Job: Transcribe the material in full, exactly as written.
#####
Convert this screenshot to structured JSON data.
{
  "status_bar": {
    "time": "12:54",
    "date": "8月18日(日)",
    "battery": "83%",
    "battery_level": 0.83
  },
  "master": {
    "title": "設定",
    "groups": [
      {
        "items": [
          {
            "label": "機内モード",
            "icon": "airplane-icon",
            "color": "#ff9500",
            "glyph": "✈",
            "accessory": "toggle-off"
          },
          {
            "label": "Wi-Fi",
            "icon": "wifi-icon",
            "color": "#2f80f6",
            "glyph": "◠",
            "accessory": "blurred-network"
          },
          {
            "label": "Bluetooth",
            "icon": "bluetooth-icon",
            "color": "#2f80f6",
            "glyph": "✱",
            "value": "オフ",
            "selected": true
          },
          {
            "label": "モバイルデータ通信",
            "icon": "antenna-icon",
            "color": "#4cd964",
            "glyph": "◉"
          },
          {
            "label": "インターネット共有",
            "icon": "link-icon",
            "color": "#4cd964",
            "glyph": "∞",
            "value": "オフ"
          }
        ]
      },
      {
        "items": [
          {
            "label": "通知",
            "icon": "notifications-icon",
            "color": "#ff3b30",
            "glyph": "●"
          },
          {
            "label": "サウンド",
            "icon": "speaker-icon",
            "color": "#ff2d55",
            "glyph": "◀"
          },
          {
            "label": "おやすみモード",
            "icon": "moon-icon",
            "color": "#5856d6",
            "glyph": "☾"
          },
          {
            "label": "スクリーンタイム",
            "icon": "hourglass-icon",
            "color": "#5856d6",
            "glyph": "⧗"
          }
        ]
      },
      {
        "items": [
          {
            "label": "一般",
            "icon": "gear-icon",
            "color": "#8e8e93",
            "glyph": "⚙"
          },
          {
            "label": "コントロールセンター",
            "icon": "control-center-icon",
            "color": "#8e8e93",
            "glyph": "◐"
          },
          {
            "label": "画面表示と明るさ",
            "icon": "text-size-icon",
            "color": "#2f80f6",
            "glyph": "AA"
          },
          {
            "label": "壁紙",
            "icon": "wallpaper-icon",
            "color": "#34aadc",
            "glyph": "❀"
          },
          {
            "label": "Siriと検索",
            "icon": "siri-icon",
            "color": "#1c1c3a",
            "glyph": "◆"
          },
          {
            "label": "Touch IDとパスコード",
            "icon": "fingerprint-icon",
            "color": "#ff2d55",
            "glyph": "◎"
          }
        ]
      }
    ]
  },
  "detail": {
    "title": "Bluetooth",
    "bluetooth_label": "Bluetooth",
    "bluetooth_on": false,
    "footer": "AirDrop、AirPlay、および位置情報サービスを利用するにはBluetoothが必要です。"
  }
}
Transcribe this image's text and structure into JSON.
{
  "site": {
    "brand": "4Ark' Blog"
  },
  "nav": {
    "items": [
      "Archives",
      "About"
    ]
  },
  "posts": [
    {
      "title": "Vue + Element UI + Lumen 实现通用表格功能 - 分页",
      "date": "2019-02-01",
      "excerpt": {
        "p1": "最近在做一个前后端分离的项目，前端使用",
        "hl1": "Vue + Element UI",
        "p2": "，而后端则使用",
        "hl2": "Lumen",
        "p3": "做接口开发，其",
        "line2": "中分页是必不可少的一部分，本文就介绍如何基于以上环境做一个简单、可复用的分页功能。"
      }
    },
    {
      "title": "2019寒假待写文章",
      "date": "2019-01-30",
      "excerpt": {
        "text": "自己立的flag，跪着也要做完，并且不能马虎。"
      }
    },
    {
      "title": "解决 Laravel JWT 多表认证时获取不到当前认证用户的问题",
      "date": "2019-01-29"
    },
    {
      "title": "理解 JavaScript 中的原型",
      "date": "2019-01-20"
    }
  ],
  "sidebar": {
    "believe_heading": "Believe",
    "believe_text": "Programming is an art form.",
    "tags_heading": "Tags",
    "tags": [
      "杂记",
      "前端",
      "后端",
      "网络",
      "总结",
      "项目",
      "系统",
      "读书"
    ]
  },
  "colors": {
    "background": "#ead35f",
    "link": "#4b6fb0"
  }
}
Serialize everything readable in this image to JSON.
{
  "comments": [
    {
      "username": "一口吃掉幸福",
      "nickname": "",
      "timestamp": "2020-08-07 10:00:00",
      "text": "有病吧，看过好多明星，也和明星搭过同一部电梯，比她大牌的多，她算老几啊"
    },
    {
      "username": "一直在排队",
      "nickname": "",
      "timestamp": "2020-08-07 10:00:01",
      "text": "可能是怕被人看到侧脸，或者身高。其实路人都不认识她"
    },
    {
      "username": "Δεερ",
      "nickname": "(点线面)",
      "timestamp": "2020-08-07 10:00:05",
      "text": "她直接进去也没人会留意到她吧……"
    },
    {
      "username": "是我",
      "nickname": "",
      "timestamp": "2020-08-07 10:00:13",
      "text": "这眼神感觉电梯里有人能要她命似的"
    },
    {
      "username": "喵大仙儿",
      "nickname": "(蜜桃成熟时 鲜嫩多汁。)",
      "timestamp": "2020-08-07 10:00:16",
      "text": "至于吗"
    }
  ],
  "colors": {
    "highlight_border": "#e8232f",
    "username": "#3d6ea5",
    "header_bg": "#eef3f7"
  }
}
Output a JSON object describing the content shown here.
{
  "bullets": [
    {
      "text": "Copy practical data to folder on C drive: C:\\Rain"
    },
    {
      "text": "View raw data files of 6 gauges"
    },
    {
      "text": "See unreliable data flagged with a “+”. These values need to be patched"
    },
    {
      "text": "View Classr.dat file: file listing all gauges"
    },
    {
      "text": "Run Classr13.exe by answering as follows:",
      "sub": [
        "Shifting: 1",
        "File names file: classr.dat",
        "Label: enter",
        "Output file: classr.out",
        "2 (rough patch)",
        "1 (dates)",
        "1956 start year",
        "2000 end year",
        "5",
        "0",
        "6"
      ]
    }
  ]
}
#####
Solved problem:
Convert this screenshot to structured JSON data.
{
  "status_bar": {
    "time": "12:54",
    "date": "8月18日(日)",
    "battery": "83%",
    "battery_level": 0.83
  },
  "master": {
    "title": "設定",
    "groups": [
      {
        "items": [
          {
            "label": "機内モード",
            "icon": "airplane-icon",
            "color": "#ff9500",
            "glyph": "✈",
            "accessory": "toggle-off"
          },
          {
            "label": "Wi-Fi",
            "icon": "wifi-icon",
            "color": "#2f80f6",
            "glyph": "◠",
            "accessory": "blurred-network"
          },
          {
            "label": "Bluetooth",
            "icon": "bluetooth-icon",
            "color": "#2f80f6",
            "glyph": "✱",
            "value": "オフ",
            "selected": true
          },
          {
            "label": "モバイルデータ通信",
            "icon": "antenna-icon",
            "color": "#4cd964",
            "glyph": "◉"
          },
          {
            "label": "インターネット共有",
            "icon": "link-icon",
            "color": "#4cd964",
            "glyph": "∞",
            "value": "オフ"
          }
        ]
      },
      {
        "items": [
          {
            "label": "通知",
            "icon": "notifications-icon",
            "color": "#ff3b30",
            "glyph": "●"
          },
          {
            "label": "サウンド",
            "icon": "speaker-icon",
            "color": "#ff2d55",
            "glyph": "◀"
          },
          {
            "label": "おやすみモード",
            "icon": "moon-icon",
            "color": "#5856d6",
            "glyph": "☾"
          },
          {
            "label": "スクリーンタイム",
            "icon": "hourglass-icon",
            "color": "#5856d6",
            "glyph": "⧗"
          }
        ]
      },
      {
        "items": [
          {
            "label": "一般",
            "icon": "gear-icon",
            "color": "#8e8e93",
            "glyph": "⚙"
          },
          {
            "label": "コントロールセンター",
            "icon": "control-center-icon",
            "color": "#8e8e93",
            "glyph": "◐"
          },
          {
            "label": "画面表示と明るさ",
            "icon": "text-size-icon",
            "color": "#2f80f6",
            "glyph": "AA"
          },
          {
            "label": "壁紙",
            "icon": "wallpaper-icon",
            "color": "#34aadc",
            "glyph": "❀"
          },
          {
            "label": "Siriと検索",
            "icon": "siri-icon",
            "color": "#1c1c3a",
            "glyph": "◆"
          },
          {
            "label": "Touch IDとパスコード",
            "icon": "fingerprint-icon",
            "color": "#ff2d55",
            "glyph": "◎"
          }
        ]
      }
    ]
  },
  "detail": {
    "title": "Bluetooth",
    "bluetooth_label": "Bluetooth",
    "bluetooth_on": false,
    "footer": "AirDrop、AirPlay、および位置情報サービスを利用するにはBluetoothが必要です。"
  }
}
Transcribe this image's text and structure into JSON.
{
  "site": {
    "brand": "4Ark' Blog"
  },
  "nav": {
    "items": [
      "Archives",
      "About"
    ]
  },
  "posts": [
    {
      "title": "Vue + Element UI + Lumen 实现通用表格功能 - 分页",
      "date": "2019-02-01",
      "excerpt": {
        "p1": "最近在做一个前后端分离的项目，前端使用",
        "hl1": "Vue + Element UI",
        "p2": "，而后端则使用",
        "hl2": "Lumen",
        "p3": "做接口开发，其",
        "line2": "中分页是必不可少的一部分，本文就介绍如何基于以上环境做一个简单、可复用的分页功能。"
      }
    },
    {
      "title": "2019寒假待写文章",
      "date": "2019-01-30",
      "excerpt": {
        "text": "自己立的flag，跪着也要做完，并且不能马虎。"
      }
    },
    {
      "title": "解决 Laravel JWT 多表认证时获取不到当前认证用户的问题",
      "date": "2019-01-29"
    },
    {
      "title": "理解 JavaScript 中的原型",
      "date": "2019-01-20"
    }
  ],
  "sidebar": {
    "believe_heading": "Believe",
    "believe_text": "Programming is an art form.",
    "tags_heading": "Tags",
    "tags": [
      "杂记",
      "前端",
      "后端",
      "网络",
      "总结",
      "项目",
      "系统",
      "读书"
    ]
  },
  "colors": {
    "background": "#ead35f",
    "link": "#4b6fb0"
  }
}
Serialize everything readable in this image to JSON.
{
  "comments": [
    {
      "username": "一口吃掉幸福",
      "nickname": "",
      "timestamp": "2020-08-07 10:00:00",
      "text": "有病吧，看过好多明星，也和明星搭过同一部电梯，比她大牌的多，她算老几啊"
    },
    {
      "username": "一直在排队",
      "nickname": "",
      "timestamp": "2020-08-07 10:00:01",
      "text": "可能是怕被人看到侧脸，或者身高。其实路人都不认识她"
    },
    {
      "username": "Δεερ",
      "nickname": "(点线面)",
      "timestamp": "2020-08-07 10:00:05",
      "text": "她直接进去也没人会留意到她吧……"
    },
    {
      "username": "是我",
      "nickname": "",
      "timestamp": "2020-08-07 10:00:13",
      "text": "这眼神感觉电梯里有人能要她命似的"
    },
    {
      "username": "喵大仙儿",
      "nickname": "(蜜桃成熟时 鲜嫩多汁。)",
      "timestamp": "2020-08-07 10:00:16",
      "text": "至于吗"
    }
  ],
  "colors": {
    "highlight_border": "#e8232f",
    "username": "#3d6ea5",
    "header_bg": "#eef3f7"
  }
}
Output a JSON object describing the content shown here.
{
  "bullets": [
    {
      "text": "Copy practical data to folder on C drive: C:\\Rain"
    },
    {
      "text": "View raw data files of 6 gauges"
    },
    {
      "text": "See unreliable data flagged with a “+”. These values need to be patched"
    },
    {
      "text": "View Classr.dat file: file listing all gauges"
    },
    {
      "text": "Run Classr13.exe by answering as follows:",
      "sub": [
        "Shifting: 1",
        "File names file: classr.dat",
        "Label: enter",
        "Output file: classr.out",
        "2 (rough patch)",
        "1 (dates)",
        "1956 start year",
        "2000 end year",
        "5",
        "0",
        "6"
      ]
    }
  ]
}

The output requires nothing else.